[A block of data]
--
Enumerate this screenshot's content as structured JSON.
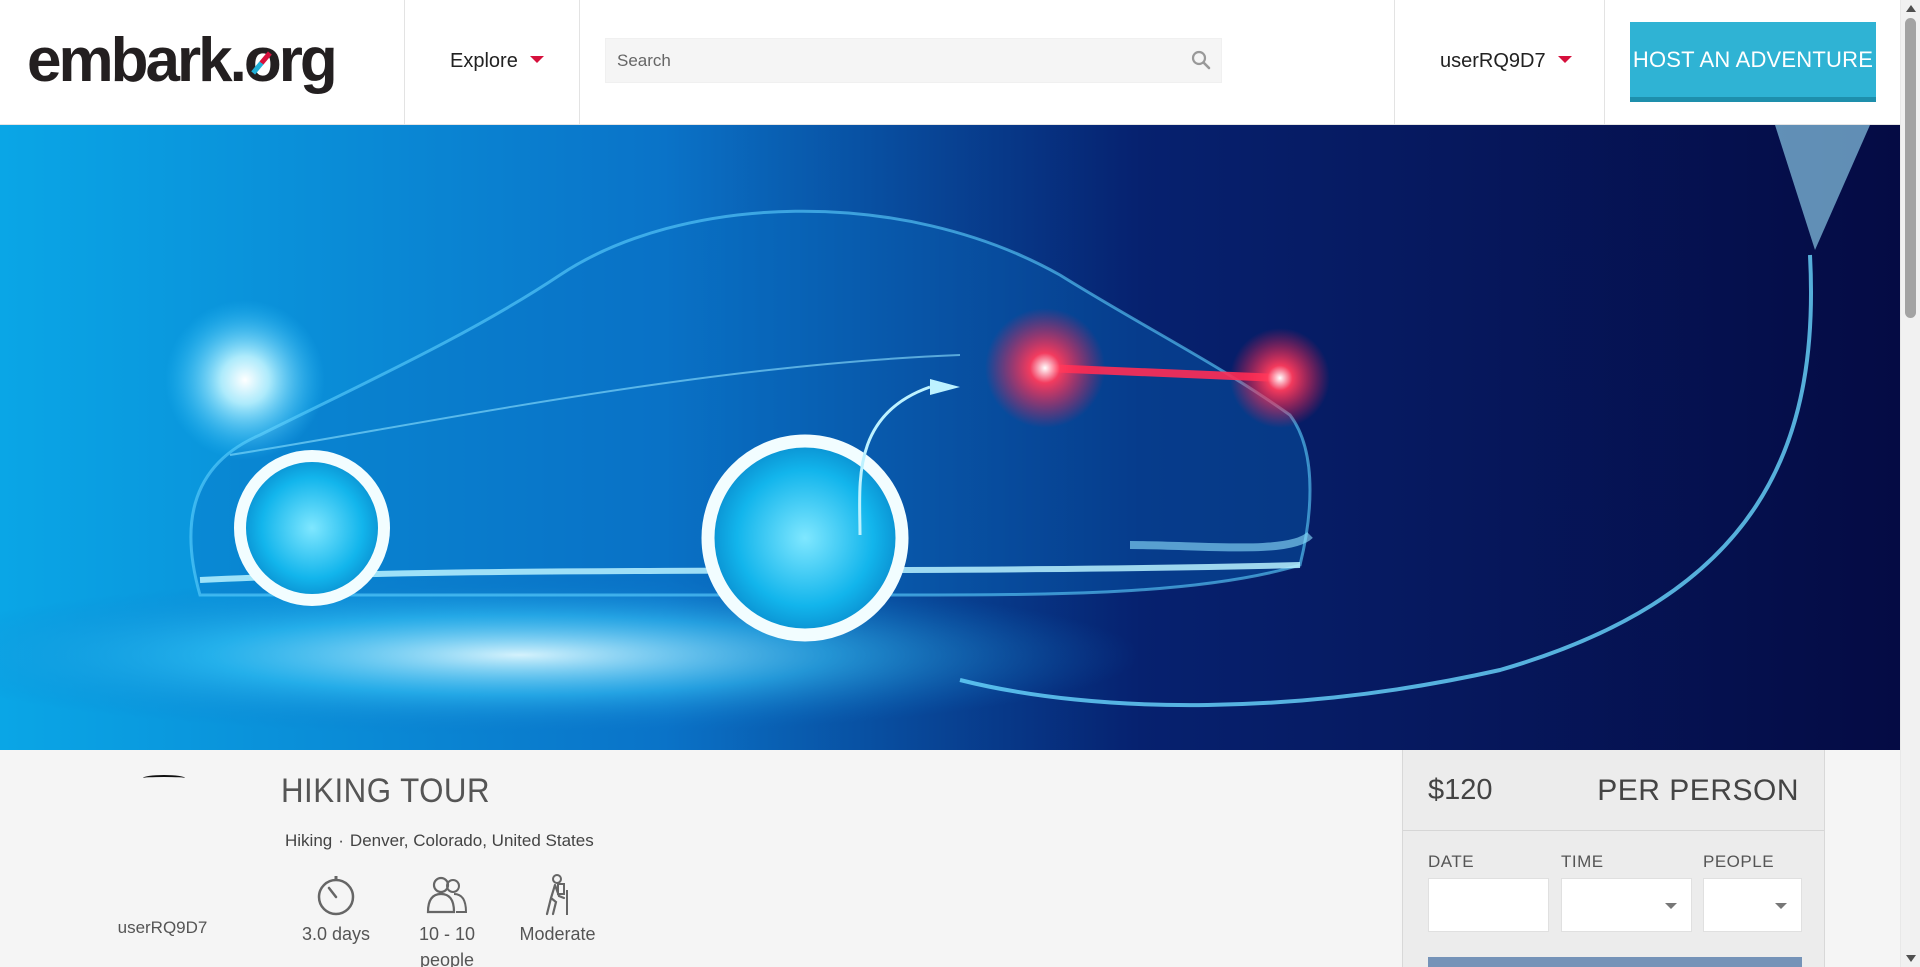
{
  "header": {
    "logo_text": "embark.org",
    "explore_label": "Explore",
    "search_placeholder": "Search",
    "username": "userRQ9D7",
    "host_button_label": "HOST AN ADVENTURE"
  },
  "listing": {
    "title": "HIKING TOUR",
    "category": "Hiking",
    "separator": "·",
    "location": "Denver, Colorado, United States",
    "host_name": "userRQ9D7",
    "stats": [
      {
        "icon": "stopwatch-icon",
        "label": "3.0 days"
      },
      {
        "icon": "people-icon",
        "label": "10 - 10 people"
      },
      {
        "icon": "hiker-icon",
        "label": "Moderate"
      }
    ]
  },
  "booking": {
    "price": "$120",
    "price_unit": "PER PERSON",
    "date_label": "DATE",
    "time_label": "TIME",
    "people_label": "PEOPLE"
  },
  "colors": {
    "accent_red": "#d6103c",
    "host_button": "#2fb3d4",
    "book_button": "#7593b8"
  }
}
--
— YOUR OBJECTIVE —
The records shown above are to be repeated exactly, with the pictures left out.

— OUTPUT OF THE TASK —
Enumerate this screenshot's content as structured JSON.
{
  "header": {
    "logo_text": "embark.org",
    "explore_label": "Explore",
    "search_placeholder": "Search",
    "username": "userRQ9D7",
    "host_button_label": "HOST AN ADVENTURE"
  },
  "listing": {
    "title": "HIKING TOUR",
    "category": "Hiking",
    "separator": "·",
    "location": "Denver, Colorado, United States",
    "host_name": "userRQ9D7",
    "stats": [
      {
        "icon": "stopwatch-icon",
        "label": "3.0 days"
      },
      {
        "icon": "people-icon",
        "label": "10 - 10 people"
      },
      {
        "icon": "hiker-icon",
        "label": "Moderate"
      }
    ]
  },
  "booking": {
    "price": "$120",
    "price_unit": "PER PERSON",
    "date_label": "DATE",
    "time_label": "TIME",
    "people_label": "PEOPLE"
  },
  "colors": {
    "accent_red": "#d6103c",
    "host_button": "#2fb3d4",
    "book_button": "#7593b8"
  }
}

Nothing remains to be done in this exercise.